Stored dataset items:
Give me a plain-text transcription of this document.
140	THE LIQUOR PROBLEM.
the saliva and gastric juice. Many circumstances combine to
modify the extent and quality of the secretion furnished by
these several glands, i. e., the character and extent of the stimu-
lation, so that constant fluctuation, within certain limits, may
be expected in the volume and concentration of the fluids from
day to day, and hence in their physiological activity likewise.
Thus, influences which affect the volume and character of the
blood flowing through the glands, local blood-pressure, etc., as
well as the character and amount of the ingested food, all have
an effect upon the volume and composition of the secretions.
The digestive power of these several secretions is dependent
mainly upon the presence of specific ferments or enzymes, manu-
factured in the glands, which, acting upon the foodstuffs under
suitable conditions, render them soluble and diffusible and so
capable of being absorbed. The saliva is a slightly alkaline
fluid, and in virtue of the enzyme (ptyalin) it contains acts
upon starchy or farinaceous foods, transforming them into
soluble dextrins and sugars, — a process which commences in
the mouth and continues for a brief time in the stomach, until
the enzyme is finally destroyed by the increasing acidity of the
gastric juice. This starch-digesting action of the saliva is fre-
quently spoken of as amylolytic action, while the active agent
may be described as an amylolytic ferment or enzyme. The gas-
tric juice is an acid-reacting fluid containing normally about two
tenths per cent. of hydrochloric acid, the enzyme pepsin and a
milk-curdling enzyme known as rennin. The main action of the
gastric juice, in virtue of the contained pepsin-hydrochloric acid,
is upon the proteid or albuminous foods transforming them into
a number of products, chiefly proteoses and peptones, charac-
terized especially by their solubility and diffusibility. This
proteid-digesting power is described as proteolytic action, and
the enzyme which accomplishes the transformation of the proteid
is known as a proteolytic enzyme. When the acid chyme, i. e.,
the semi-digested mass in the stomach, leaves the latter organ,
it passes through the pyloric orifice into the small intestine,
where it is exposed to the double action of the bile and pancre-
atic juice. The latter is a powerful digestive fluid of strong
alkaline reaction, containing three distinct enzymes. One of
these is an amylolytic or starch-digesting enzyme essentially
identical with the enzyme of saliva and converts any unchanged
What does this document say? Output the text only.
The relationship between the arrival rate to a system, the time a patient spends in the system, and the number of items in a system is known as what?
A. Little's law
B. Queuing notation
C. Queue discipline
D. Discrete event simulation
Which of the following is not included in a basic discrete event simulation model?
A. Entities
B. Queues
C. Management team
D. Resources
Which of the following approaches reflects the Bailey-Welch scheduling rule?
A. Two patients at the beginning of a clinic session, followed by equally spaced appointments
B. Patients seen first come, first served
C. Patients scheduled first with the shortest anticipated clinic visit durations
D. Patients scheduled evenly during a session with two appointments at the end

HOW TO COMPLETE THIS TASK -
Looking over the records, find each line with the word "session" and copy it.

RESULT FOR THIS EXERCISE -
A. Two patients at the beginning of a clinic session, followed by equally spaced appointments
D. Patients scheduled evenly during a session with two appointments at the end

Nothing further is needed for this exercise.